┌──

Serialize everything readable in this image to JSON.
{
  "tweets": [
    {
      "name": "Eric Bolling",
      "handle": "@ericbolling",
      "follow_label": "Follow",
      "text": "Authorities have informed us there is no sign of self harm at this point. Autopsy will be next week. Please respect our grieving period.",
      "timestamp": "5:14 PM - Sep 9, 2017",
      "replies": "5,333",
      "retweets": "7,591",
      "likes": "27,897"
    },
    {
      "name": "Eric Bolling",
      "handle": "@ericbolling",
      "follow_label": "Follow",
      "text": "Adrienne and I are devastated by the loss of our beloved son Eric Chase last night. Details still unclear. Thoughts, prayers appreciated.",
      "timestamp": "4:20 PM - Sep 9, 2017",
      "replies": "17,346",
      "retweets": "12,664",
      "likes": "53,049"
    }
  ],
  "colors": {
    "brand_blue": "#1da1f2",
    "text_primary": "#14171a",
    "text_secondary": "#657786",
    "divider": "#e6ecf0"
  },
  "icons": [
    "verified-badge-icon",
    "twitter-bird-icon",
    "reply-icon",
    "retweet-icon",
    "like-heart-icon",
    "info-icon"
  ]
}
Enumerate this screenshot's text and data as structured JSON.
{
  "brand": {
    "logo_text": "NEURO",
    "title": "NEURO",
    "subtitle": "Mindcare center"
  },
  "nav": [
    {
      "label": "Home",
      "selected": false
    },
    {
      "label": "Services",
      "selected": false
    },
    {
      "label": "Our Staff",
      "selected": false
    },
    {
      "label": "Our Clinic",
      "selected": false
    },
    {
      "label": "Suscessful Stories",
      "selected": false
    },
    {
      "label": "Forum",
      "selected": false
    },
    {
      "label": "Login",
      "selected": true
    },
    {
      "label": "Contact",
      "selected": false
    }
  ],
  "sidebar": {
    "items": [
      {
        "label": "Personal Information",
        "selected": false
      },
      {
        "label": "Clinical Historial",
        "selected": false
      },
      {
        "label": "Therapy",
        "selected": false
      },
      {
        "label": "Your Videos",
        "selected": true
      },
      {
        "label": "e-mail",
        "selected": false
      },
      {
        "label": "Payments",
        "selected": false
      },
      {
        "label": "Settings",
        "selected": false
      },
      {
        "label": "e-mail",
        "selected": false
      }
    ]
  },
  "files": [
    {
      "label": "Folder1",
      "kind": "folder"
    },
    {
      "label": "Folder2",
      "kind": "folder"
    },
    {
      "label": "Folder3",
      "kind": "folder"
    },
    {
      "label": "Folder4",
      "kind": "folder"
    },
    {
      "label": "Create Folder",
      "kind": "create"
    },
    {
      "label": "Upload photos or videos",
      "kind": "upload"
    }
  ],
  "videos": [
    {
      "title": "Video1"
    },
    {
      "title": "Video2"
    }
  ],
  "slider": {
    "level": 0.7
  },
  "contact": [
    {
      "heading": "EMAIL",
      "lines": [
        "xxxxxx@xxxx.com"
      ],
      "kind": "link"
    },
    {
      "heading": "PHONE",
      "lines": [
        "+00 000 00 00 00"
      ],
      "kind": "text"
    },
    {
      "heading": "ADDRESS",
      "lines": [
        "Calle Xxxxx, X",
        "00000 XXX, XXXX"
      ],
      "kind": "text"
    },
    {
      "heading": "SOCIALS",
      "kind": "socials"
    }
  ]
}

└──

CHALLENGE:
Give back all the data exactly as written.

EXERCISE RESPONSE:
Serialize everything readable in this image to JSON.
{
  "tweets": [
    {
      "name": "Eric Bolling",
      "handle": "@ericbolling",
      "follow_label": "Follow",
      "text": "Authorities have informed us there is no sign of self harm at this point. Autopsy will be next week. Please respect our grieving period.",
      "timestamp": "5:14 PM - Sep 9, 2017",
      "replies": "5,333",
      "retweets": "7,591",
      "likes": "27,897"
    },
    {
      "name": "Eric Bolling",
      "handle": "@ericbolling",
      "follow_label": "Follow",
      "text": "Adrienne and I are devastated by the loss of our beloved son Eric Chase last night. Details still unclear. Thoughts, prayers appreciated.",
      "timestamp": "4:20 PM - Sep 9, 2017",
      "replies": "17,346",
      "retweets": "12,664",
      "likes": "53,049"
    }
  ],
  "colors": {
    "brand_blue": "#1da1f2",
    "text_primary": "#14171a",
    "text_secondary": "#657786",
    "divider": "#e6ecf0"
  },
  "icons": [
    "verified-badge-icon",
    "twitter-bird-icon",
    "reply-icon",
    "retweet-icon",
    "like-heart-icon",
    "info-icon"
  ]
}
Enumerate this screenshot's text and data as structured JSON.
{
  "brand": {
    "logo_text": "NEURO",
    "title": "NEURO",
    "subtitle": "Mindcare center"
  },
  "nav": [
    {
      "label": "Home",
      "selected": false
    },
    {
      "label": "Services",
      "selected": false
    },
    {
      "label": "Our Staff",
      "selected": false
    },
    {
      "label": "Our Clinic",
      "selected": false
    },
    {
      "label": "Suscessful Stories",
      "selected": false
    },
    {
      "label": "Forum",
      "selected": false
    },
    {
      "label": "Login",
      "selected": true
    },
    {
      "label": "Contact",
      "selected": false
    }
  ],
  "sidebar": {
    "items": [
      {
        "label": "Personal Information",
        "selected": false
      },
      {
        "label": "Clinical Historial",
        "selected": false
      },
      {
        "label": "Therapy",
        "selected": false
      },
      {
        "label": "Your Videos",
        "selected": true
      },
      {
        "label": "e-mail",
        "selected": false
      },
      {
        "label": "Payments",
        "selected": false
      },
      {
        "label": "Settings",
        "selected": false
      },
      {
        "label": "e-mail",
        "selected": false
      }
    ]
  },
  "files": [
    {
      "label": "Folder1",
      "kind": "folder"
    },
    {
      "label": "Folder2",
      "kind": "folder"
    },
    {
      "label": "Folder3",
      "kind": "folder"
    },
    {
      "label": "Folder4",
      "kind": "folder"
    },
    {
      "label": "Create Folder",
      "kind": "create"
    },
    {
      "label": "Upload photos or videos",
      "kind": "upload"
    }
  ],
  "videos": [
    {
      "title": "Video1"
    },
    {
      "title": "Video2"
    }
  ],
  "slider": {
    "level": 0.7
  },
  "contact": [
    {
      "heading": "EMAIL",
      "lines": [
        "xxxxxx@xxxx.com"
      ],
      "kind": "link"
    },
    {
      "heading": "PHONE",
      "lines": [
        "+00 000 00 00 00"
      ],
      "kind": "text"
    },
    {
      "heading": "ADDRESS",
      "lines": [
        "Calle Xxxxx, X",
        "00000 XXX, XXXX"
      ],
      "kind": "text"
    },
    {
      "heading": "SOCIALS",
      "kind": "socials"
    }
  ]
}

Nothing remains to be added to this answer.